→ **GIVEN REQUEST**: Write the records out again, keeping each line exactly as it is.

→ **DATA FOR PROCESSING**:
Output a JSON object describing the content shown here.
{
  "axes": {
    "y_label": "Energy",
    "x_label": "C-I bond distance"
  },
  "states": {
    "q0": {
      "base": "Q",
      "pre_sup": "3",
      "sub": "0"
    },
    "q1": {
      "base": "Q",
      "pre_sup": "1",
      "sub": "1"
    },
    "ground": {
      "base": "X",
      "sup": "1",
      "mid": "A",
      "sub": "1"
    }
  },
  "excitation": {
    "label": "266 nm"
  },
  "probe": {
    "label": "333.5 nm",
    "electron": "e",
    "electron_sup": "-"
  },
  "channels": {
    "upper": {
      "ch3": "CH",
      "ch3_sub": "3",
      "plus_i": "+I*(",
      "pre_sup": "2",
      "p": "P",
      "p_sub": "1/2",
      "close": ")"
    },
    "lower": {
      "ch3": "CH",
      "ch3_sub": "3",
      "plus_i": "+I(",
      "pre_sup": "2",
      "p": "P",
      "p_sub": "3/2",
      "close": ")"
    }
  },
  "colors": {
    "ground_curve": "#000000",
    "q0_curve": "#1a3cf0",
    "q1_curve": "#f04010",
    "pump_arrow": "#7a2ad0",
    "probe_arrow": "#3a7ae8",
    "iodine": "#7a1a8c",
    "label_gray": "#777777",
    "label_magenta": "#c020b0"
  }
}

→ **TASK ANSWER**:
Output a JSON object describing the content shown here.
{
  "axes": {
    "y_label": "Energy",
    "x_label": "C-I bond distance"
  },
  "states": {
    "q0": {
      "base": "Q",
      "pre_sup": "3",
      "sub": "0"
    },
    "q1": {
      "base": "Q",
      "pre_sup": "1",
      "sub": "1"
    },
    "ground": {
      "base": "X",
      "sup": "1",
      "mid": "A",
      "sub": "1"
    }
  },
  "excitation": {
    "label": "266 nm"
  },
  "probe": {
    "label": "333.5 nm",
    "electron": "e",
    "electron_sup": "-"
  },
  "channels": {
    "upper": {
      "ch3": "CH",
      "ch3_sub": "3",
      "plus_i": "+I*(",
      "pre_sup": "2",
      "p": "P",
      "p_sub": "1/2",
      "close": ")"
    },
    "lower": {
      "ch3": "CH",
      "ch3_sub": "3",
      "plus_i": "+I(",
      "pre_sup": "2",
      "p": "P",
      "p_sub": "3/2",
      "close": ")"
    }
  },
  "colors": {
    "ground_curve": "#000000",
    "q0_curve": "#1a3cf0",
    "q1_curve": "#f04010",
    "pump_arrow": "#7a2ad0",
    "probe_arrow": "#3a7ae8",
    "iodine": "#7a1a8c",
    "label_gray": "#777777",
    "label_magenta": "#c020b0"
  }
}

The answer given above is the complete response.